Dataset records:

######

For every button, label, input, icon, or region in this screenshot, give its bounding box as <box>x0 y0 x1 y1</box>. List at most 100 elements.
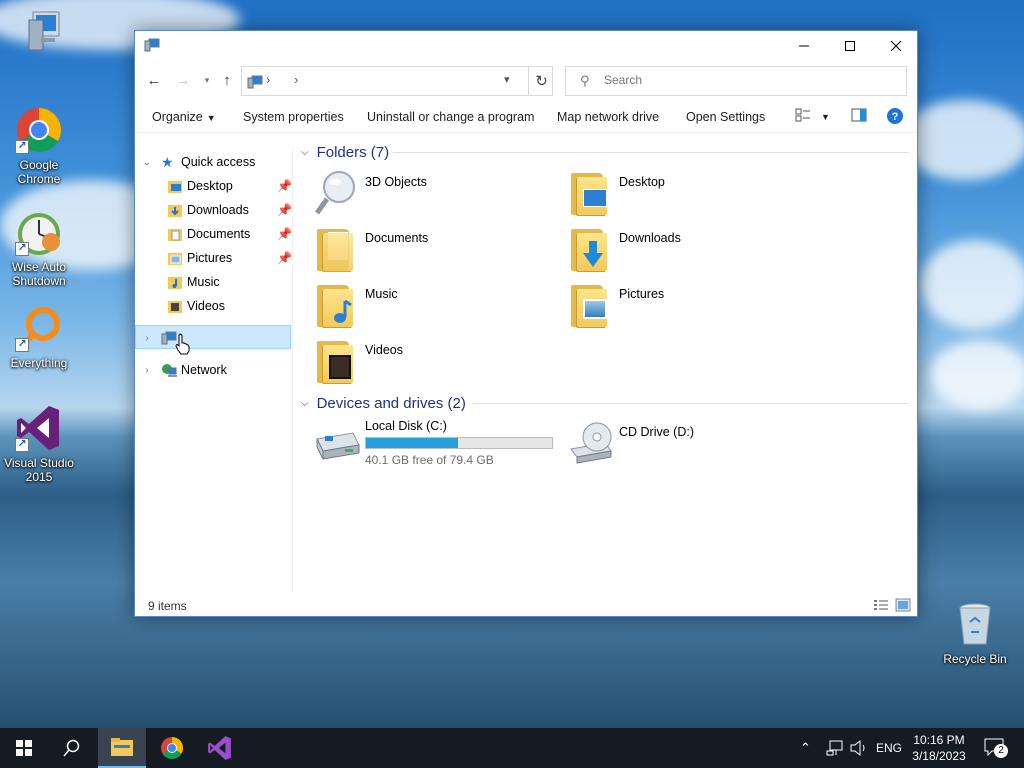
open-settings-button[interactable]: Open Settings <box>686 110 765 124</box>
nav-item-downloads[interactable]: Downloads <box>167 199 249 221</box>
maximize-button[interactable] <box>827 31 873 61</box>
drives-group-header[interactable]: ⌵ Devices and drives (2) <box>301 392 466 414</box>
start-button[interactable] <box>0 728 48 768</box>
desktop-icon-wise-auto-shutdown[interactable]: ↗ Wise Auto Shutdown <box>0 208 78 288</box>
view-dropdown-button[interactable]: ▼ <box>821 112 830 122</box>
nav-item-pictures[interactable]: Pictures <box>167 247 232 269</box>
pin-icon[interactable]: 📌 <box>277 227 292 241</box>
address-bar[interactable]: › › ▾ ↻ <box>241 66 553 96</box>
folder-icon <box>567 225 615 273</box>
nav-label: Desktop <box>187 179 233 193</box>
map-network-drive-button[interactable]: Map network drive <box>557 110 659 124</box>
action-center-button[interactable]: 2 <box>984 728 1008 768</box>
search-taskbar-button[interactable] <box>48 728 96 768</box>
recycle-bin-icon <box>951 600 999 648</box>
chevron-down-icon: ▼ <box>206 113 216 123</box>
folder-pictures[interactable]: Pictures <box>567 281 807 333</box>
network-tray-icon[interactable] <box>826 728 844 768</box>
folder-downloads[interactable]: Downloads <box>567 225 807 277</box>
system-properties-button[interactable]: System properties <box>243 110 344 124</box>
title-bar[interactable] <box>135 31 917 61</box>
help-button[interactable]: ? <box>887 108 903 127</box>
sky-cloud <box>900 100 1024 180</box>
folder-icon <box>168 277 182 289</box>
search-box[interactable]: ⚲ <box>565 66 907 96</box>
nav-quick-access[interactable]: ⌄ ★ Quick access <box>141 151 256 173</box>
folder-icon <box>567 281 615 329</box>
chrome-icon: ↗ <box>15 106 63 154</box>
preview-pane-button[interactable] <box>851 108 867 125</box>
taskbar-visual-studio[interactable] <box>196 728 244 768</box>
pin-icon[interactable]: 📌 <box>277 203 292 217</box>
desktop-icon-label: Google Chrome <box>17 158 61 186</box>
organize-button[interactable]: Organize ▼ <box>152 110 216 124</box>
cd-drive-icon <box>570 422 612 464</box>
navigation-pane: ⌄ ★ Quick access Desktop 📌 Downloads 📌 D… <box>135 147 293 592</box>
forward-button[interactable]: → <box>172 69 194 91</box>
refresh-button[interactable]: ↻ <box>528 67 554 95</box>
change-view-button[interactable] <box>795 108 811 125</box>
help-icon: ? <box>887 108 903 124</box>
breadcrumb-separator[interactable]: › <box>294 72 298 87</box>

######

Task goal: Can you reproduce every one of the rows above verbatim, omitting the pictures?

Expected answer:
For every button, label, input, icon, or region in this screenshot, give its bounding box as <box>x0 y0 x1 y1</box>. List at most 100 elements.
open-settings-button[interactable]: Open Settings <box>686 110 765 124</box>
nav-item-downloads[interactable]: Downloads <box>167 199 249 221</box>
maximize-button[interactable] <box>827 31 873 61</box>
drives-group-header[interactable]: ⌵ Devices and drives (2) <box>301 392 466 414</box>
start-button[interactable] <box>0 728 48 768</box>
desktop-icon-wise-auto-shutdown[interactable]: ↗ Wise Auto Shutdown <box>0 208 78 288</box>
view-dropdown-button[interactable]: ▼ <box>821 112 830 122</box>
nav-item-pictures[interactable]: Pictures <box>167 247 232 269</box>
pin-icon[interactable]: 📌 <box>277 227 292 241</box>
address-bar[interactable]: › › ▾ ↻ <box>241 66 553 96</box>
folder-icon <box>567 225 615 273</box>
nav-label: Desktop <box>187 179 233 193</box>
map-network-drive-button[interactable]: Map network drive <box>557 110 659 124</box>
action-center-button[interactable]: 2 <box>984 728 1008 768</box>
search-taskbar-button[interactable] <box>48 728 96 768</box>
recycle-bin-icon <box>951 600 999 648</box>
chevron-down-icon: ▼ <box>206 113 216 123</box>
folder-pictures[interactable]: Pictures <box>567 281 807 333</box>
network-tray-icon[interactable] <box>826 728 844 768</box>
folder-downloads[interactable]: Downloads <box>567 225 807 277</box>
system-properties-button[interactable]: System properties <box>243 110 344 124</box>
title-bar[interactable] <box>135 31 917 61</box>
help-button[interactable]: ? <box>887 108 903 127</box>
sky-cloud <box>900 100 1024 180</box>
folder-icon <box>168 277 182 289</box>
search-box[interactable]: ⚲ <box>565 66 907 96</box>
nav-quick-access[interactable]: ⌄ ★ Quick access <box>141 151 256 173</box>
folder-icon <box>567 281 615 329</box>
chrome-icon: ↗ <box>15 106 63 154</box>
preview-pane-button[interactable] <box>851 108 867 125</box>
taskbar-visual-studio[interactable] <box>196 728 244 768</box>
pin-icon[interactable]: 📌 <box>277 203 292 217</box>
desktop-icon-label: Google Chrome <box>17 158 61 186</box>
organize-button[interactable]: Organize ▼ <box>152 110 216 124</box>
cd-drive-icon <box>570 422 612 464</box>
navigation-pane: ⌄ ★ Quick access Desktop 📌 Downloads 📌 D… <box>135 147 293 592</box>
forward-button[interactable]: → <box>172 69 194 91</box>
refresh-button[interactable]: ↻ <box>528 67 554 95</box>
change-view-button[interactable] <box>795 108 811 125</box>
help-icon: ? <box>887 108 903 124</box>
breadcrumb-separator[interactable]: › <box>294 72 298 87</box>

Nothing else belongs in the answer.